## WRITTEN PROBLEM
Copy every line of the listing exactly.

** START OF RAW RECORDS **

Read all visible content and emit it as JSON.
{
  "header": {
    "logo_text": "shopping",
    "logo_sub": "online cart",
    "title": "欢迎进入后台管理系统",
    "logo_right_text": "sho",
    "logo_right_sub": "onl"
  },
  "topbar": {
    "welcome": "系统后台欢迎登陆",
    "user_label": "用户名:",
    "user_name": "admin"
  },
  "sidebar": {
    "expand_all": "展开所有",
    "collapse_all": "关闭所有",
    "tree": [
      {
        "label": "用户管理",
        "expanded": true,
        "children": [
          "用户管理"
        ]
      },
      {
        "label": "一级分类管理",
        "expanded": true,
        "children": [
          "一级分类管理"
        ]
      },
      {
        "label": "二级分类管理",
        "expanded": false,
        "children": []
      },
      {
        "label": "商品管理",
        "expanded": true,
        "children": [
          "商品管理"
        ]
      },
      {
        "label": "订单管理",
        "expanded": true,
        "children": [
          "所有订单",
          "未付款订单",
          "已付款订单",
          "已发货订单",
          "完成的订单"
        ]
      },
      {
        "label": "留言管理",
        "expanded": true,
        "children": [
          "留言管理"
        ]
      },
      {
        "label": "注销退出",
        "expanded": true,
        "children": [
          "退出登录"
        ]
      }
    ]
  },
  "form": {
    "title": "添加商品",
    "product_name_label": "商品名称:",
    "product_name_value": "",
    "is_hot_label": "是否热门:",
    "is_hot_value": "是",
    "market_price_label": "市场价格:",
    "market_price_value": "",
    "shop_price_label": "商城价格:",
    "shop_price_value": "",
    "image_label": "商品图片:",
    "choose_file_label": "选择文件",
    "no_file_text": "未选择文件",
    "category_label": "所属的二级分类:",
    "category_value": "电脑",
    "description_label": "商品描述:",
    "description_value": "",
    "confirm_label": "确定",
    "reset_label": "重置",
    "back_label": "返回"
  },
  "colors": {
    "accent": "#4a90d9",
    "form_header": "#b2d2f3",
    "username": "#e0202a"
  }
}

** END OF RAW RECORDS **

## EXERCISE OUTPUT
Read all visible content and emit it as JSON.
{
  "header": {
    "logo_text": "shopping",
    "logo_sub": "online cart",
    "title": "欢迎进入后台管理系统",
    "logo_right_text": "sho",
    "logo_right_sub": "onl"
  },
  "topbar": {
    "welcome": "系统后台欢迎登陆",
    "user_label": "用户名:",
    "user_name": "admin"
  },
  "sidebar": {
    "expand_all": "展开所有",
    "collapse_all": "关闭所有",
    "tree": [
      {
        "label": "用户管理",
        "expanded": true,
        "children": [
          "用户管理"
        ]
      },
      {
        "label": "一级分类管理",
        "expanded": true,
        "children": [
          "一级分类管理"
        ]
      },
      {
        "label": "二级分类管理",
        "expanded": false,
        "children": []
      },
      {
        "label": "商品管理",
        "expanded": true,
        "children": [
          "商品管理"
        ]
      },
      {
        "label": "订单管理",
        "expanded": true,
        "children": [
          "所有订单",
          "未付款订单",
          "已付款订单",
          "已发货订单",
          "完成的订单"
        ]
      },
      {
        "label": "留言管理",
        "expanded": true,
        "children": [
          "留言管理"
        ]
      },
      {
        "label": "注销退出",
        "expanded": true,
        "children": [
          "退出登录"
        ]
      }
    ]
  },
  "form": {
    "title": "添加商品",
    "product_name_label": "商品名称:",
    "product_name_value": "",
    "is_hot_label": "是否热门:",
    "is_hot_value": "是",
    "market_price_label": "市场价格:",
    "market_price_value": "",
    "shop_price_label": "商城价格:",
    "shop_price_value": "",
    "image_label": "商品图片:",
    "choose_file_label": "选择文件",
    "no_file_text": "未选择文件",
    "category_label": "所属的二级分类:",
    "category_value": "电脑",
    "description_label": "商品描述:",
    "description_value": "",
    "confirm_label": "确定",
    "reset_label": "重置",
    "back_label": "返回"
  },
  "colors": {
    "accent": "#4a90d9",
    "form_header": "#b2d2f3",
    "username": "#e0202a"
  }
}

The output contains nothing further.